→ **O que fazer**
1/ Devolva o trecho do texto sobre a relação médico-doente de "TRATADO DO CANTE" a "torna uma realidade.", copiado sem mudar nada.
2/ Com base no texto sobre a relação médico-doente, diga se cada afirmação está de acordo com ele (sim ou não) e cite as palavras do texto que o decidem: (a) Nas Unidades de Cuidados Intensivos há muito equipamento médico. (b) O stress emocional nessas situações atinge apenas o doente. (c) A empatia entre médico e doente piora a situação.
3/ Segundo o texto sobre a relação médico-doente, onde estava internado o doente do caso referido?

→ **Texto do exercício**
┌──

TRATADO DO CANTE - Escrito:

COMUNICAR ATRAVÉS DAS MODAS
A relação médico - doente é fundamental para um bem estar físico, psíquico e emocional do doente.


Em situações graves em que os doentes estão em perigo de vida, nomeadamente, nas Unidades de Cuidados Intensivos, onde existe um arsenal de equipamento médico que de alguma maneira torna um espaço mais mecanizado levando a situações de maior “stress” emocional, quer ao doente, quer ao médico. Esta situação é minorada quando a empatia médico - doente se torna uma realidade.
 É a propósito de um caso de um doente internado numa Unidade de Cuidados Intensivos cuja relação entre o médico e o doente foi útil para um melhor bem estar físico, emocional e biológico deste.

└──

[Dados estruturados da análise da página]

┌──

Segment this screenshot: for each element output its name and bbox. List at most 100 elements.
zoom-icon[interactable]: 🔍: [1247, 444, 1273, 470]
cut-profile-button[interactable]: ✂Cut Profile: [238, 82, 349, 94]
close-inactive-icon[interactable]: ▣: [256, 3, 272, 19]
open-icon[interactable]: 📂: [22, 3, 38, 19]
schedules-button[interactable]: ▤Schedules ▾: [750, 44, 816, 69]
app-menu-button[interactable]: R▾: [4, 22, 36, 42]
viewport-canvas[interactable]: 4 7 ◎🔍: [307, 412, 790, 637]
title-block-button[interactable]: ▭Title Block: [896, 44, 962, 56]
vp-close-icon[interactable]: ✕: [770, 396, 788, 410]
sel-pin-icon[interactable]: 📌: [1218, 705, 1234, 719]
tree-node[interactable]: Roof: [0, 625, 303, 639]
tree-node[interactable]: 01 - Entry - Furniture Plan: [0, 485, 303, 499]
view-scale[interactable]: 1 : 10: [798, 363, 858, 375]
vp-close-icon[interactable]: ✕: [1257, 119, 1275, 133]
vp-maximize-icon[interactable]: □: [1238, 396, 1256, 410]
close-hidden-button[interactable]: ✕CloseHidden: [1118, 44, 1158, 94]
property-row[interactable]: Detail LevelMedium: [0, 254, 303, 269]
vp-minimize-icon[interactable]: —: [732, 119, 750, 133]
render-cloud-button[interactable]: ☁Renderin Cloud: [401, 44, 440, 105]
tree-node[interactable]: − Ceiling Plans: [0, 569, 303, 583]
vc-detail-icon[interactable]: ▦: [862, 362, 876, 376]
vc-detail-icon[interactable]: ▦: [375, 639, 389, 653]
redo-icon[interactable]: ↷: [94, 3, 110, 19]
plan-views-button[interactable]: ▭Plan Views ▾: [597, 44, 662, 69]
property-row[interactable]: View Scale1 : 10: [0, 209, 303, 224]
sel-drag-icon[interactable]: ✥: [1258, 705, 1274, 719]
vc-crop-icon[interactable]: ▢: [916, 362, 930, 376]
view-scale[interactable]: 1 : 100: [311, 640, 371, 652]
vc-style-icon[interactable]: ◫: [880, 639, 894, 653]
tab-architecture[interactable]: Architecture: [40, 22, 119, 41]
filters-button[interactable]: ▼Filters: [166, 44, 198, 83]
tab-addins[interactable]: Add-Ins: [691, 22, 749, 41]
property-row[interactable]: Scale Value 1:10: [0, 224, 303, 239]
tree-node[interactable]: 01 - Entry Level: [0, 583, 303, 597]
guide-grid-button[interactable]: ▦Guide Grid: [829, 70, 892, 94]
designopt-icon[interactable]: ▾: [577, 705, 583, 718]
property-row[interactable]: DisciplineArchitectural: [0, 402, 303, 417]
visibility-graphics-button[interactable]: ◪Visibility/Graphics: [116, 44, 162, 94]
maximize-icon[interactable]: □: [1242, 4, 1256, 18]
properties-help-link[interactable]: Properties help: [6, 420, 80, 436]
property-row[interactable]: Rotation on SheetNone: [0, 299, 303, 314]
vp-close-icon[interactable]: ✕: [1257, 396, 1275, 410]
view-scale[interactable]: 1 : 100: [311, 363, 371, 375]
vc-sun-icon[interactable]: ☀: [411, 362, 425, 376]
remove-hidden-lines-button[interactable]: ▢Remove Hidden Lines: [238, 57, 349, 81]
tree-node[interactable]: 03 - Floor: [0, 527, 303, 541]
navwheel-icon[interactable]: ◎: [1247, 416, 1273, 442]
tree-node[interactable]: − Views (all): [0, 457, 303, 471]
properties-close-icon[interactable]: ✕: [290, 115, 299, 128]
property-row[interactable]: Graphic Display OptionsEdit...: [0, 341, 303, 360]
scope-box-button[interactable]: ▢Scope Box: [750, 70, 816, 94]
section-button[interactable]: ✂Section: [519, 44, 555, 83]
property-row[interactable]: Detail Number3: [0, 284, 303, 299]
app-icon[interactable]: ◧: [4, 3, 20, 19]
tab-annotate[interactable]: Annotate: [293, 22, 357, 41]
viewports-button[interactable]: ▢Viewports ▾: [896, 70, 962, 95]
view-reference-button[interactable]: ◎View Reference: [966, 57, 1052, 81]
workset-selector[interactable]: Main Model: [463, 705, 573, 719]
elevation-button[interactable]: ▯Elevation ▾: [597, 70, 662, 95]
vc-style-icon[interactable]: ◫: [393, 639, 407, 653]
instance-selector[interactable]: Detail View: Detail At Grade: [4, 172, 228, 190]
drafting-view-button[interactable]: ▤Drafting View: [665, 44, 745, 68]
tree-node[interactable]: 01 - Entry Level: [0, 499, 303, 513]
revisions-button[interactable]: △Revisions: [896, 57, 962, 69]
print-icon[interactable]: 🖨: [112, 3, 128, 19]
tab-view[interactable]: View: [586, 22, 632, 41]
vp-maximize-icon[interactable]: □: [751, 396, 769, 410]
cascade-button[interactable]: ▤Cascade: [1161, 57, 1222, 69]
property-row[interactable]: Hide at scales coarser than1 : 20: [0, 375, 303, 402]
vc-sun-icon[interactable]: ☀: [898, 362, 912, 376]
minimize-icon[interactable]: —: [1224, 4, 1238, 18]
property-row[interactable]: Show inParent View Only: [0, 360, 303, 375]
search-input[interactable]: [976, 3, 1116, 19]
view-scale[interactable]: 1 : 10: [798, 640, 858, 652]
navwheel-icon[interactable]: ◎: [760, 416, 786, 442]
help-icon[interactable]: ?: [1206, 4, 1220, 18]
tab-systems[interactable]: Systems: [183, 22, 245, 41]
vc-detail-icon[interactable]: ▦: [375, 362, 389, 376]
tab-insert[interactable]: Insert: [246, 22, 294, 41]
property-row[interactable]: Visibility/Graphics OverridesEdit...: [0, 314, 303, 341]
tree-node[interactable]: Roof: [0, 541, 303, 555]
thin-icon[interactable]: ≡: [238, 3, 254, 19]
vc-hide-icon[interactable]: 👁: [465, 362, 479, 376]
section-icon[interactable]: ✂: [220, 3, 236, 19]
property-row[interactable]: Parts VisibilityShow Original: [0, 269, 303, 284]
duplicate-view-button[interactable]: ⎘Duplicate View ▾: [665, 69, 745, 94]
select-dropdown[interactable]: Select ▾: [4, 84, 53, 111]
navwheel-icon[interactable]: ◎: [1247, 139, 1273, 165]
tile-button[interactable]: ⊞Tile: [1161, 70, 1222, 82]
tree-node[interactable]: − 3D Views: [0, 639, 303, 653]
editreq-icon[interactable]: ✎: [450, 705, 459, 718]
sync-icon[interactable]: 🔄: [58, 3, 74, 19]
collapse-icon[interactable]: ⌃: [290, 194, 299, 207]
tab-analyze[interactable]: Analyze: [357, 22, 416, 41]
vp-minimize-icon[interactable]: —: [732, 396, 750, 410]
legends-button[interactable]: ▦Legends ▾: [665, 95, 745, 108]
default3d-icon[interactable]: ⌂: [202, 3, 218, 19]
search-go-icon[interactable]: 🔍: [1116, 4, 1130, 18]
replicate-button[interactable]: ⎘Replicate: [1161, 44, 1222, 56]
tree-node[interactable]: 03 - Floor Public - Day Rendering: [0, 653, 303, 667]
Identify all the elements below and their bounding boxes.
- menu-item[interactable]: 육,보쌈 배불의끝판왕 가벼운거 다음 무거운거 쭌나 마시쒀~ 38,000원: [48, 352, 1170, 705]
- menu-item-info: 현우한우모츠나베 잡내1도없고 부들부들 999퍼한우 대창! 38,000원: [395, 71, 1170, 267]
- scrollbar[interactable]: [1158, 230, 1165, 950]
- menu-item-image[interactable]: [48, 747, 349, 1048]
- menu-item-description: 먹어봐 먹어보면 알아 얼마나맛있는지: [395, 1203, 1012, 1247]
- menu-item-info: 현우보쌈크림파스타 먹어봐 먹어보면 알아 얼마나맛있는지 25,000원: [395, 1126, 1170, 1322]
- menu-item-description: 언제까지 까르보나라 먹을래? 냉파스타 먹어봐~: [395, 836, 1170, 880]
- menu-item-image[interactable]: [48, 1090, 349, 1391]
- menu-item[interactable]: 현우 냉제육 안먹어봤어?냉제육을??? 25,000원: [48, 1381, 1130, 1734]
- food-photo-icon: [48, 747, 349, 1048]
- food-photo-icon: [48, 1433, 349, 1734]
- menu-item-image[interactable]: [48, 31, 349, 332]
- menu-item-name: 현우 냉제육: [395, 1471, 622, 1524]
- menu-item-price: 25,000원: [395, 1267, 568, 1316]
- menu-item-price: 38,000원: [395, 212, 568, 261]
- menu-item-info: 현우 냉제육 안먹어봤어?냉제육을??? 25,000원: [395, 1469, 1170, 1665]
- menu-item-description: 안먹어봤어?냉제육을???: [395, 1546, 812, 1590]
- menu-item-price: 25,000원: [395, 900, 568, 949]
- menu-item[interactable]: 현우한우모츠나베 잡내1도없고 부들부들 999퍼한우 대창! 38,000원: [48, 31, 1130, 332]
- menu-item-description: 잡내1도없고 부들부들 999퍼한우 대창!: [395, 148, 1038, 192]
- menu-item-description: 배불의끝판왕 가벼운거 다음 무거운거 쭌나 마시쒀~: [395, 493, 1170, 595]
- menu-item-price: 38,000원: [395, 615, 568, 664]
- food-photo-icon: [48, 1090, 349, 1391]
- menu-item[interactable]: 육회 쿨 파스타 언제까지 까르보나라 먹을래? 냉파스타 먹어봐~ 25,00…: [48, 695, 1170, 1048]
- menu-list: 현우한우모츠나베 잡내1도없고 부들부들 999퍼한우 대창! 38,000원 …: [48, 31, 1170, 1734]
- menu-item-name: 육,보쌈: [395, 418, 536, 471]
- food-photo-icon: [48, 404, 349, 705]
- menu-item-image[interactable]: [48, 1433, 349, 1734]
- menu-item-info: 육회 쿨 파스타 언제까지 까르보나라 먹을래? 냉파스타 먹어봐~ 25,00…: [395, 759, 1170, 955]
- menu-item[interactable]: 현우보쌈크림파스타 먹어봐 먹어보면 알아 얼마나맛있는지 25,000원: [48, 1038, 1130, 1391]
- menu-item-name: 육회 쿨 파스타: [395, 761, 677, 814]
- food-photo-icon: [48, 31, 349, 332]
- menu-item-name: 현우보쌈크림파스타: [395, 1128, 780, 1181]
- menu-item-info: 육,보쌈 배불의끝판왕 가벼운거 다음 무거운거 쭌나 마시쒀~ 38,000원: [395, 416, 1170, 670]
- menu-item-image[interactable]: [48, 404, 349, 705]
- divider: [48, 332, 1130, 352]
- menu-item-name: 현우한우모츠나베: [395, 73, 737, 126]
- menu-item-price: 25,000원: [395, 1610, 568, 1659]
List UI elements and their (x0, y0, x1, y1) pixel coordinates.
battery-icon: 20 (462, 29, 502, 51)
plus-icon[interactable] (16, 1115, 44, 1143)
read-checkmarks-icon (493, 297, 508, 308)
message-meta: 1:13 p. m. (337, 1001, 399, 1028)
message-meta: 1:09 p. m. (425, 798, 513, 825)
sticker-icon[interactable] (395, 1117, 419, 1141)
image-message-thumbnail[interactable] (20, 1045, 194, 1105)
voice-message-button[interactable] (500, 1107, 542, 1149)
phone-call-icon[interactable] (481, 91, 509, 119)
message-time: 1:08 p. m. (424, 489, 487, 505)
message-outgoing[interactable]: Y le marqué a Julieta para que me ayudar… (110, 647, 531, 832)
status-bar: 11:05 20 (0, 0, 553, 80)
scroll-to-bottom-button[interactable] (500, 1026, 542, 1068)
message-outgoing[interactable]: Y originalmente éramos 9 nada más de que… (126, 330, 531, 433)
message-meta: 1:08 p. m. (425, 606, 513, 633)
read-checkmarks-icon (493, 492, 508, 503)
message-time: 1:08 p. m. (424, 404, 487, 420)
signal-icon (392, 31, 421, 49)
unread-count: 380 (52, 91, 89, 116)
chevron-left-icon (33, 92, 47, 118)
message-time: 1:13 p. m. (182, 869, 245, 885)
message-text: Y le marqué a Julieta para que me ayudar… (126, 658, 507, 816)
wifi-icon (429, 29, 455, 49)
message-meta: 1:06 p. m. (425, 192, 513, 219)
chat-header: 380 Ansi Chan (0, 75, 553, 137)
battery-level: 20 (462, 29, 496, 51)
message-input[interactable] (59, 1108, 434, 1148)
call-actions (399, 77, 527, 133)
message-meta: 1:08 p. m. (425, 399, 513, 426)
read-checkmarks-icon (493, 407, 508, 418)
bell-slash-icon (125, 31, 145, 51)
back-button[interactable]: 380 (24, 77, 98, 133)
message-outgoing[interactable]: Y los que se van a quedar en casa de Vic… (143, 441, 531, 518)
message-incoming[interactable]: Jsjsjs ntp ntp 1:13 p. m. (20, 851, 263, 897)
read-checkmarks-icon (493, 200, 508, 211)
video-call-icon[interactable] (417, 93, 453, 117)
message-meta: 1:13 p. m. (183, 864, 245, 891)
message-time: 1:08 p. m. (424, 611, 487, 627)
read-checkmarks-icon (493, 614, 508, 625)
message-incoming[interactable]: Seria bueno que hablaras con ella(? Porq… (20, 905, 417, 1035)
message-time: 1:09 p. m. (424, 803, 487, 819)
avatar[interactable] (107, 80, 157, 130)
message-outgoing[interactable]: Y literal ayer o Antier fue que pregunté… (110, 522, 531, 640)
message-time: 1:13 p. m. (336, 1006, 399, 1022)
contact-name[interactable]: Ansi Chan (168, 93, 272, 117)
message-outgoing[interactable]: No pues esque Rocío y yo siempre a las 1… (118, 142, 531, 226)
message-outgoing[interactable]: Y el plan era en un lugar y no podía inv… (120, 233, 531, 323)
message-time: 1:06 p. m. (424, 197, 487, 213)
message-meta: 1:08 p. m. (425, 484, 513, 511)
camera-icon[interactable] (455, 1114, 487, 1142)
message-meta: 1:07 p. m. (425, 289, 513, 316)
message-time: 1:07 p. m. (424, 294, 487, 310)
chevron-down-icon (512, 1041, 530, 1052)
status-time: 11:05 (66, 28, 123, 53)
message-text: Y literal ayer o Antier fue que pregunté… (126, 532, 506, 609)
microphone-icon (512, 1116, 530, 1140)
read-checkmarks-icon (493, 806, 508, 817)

└──

→ **Respostas por tarefa**
1/
TRATADO DO CANTE - Escrito:

COMUNICAR ATRAVÉS DAS MODAS
A relação médico - doente é fundamental para um bem estar físico, psíquico e emocional do doente.


Em situações graves em que os doentes estão em perigo de vida, nomeadamente, nas Unidades de Cuidados Intensivos, onde existe um arsenal de equipamento médico que de alguma maneira torna um espaço mais mecanizado levando a situações de maior “stress” emocional, quer ao doente, quer ao médico. Esta situação é minorada quando a empatia médico - doente se torna uma realidade.

2/
(a) Sim: "onde existe um arsenal de equipamento médico".
(b) Não: "quer ao doente, quer ao médico".
(c) Não: "Esta situação é minorada quando a empatia médico - doente se torna uma realidade."

3/ Numa Unidade de Cuidados Intensivos.